-- Input rows start --

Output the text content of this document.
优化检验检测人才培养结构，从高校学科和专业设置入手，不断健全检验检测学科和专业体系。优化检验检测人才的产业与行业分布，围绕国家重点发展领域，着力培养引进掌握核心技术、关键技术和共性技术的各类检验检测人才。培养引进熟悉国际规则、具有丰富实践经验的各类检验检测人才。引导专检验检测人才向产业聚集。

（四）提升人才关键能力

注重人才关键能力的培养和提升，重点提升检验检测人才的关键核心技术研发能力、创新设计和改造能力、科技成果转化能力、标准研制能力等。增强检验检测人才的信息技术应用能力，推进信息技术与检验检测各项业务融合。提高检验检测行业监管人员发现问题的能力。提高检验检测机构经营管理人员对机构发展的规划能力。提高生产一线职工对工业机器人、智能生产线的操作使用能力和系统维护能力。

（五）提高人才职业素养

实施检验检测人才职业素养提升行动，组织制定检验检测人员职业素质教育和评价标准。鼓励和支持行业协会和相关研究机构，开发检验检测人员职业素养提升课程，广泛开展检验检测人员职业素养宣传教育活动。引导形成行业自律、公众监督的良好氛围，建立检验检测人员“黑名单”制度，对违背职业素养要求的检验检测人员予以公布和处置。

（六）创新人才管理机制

-- Input rows end --

Problem - Every entry needs to be retyped exactly.

Written response -
Output the text content of this document.
优化检验检测人才培养结构，从高校学科和专业设置入手，不断健全检验检测学科和专业体系。优化检验检测人才的产业与行业分布，围绕国家重点发展领域，着力培养引进掌握核心技术、关键技术和共性技术的各类检验检测人才。培养引进熟悉国际规则、具有丰富实践经验的各类检验检测人才。引导专检验检测人才向产业聚集。

（四）提升人才关键能力

注重人才关键能力的培养和提升，重点提升检验检测人才的关键核心技术研发能力、创新设计和改造能力、科技成果转化能力、标准研制能力等。增强检验检测人才的信息技术应用能力，推进信息技术与检验检测各项业务融合。提高检验检测行业监管人员发现问题的能力。提高检验检测机构经营管理人员对机构发展的规划能力。提高生产一线职工对工业机器人、智能生产线的操作使用能力和系统维护能力。

（五）提高人才职业素养

实施检验检测人才职业素养提升行动，组织制定检验检测人员职业素质教育和评价标准。鼓励和支持行业协会和相关研究机构，开发检验检测人员职业素养提升课程，广泛开展检验检测人员职业素养宣传教育活动。引导形成行业自律、公众监督的良好氛围，建立检验检测人员“黑名单”制度，对违背职业素养要求的检验检测人员予以公布和处置。

（六）创新人才管理机制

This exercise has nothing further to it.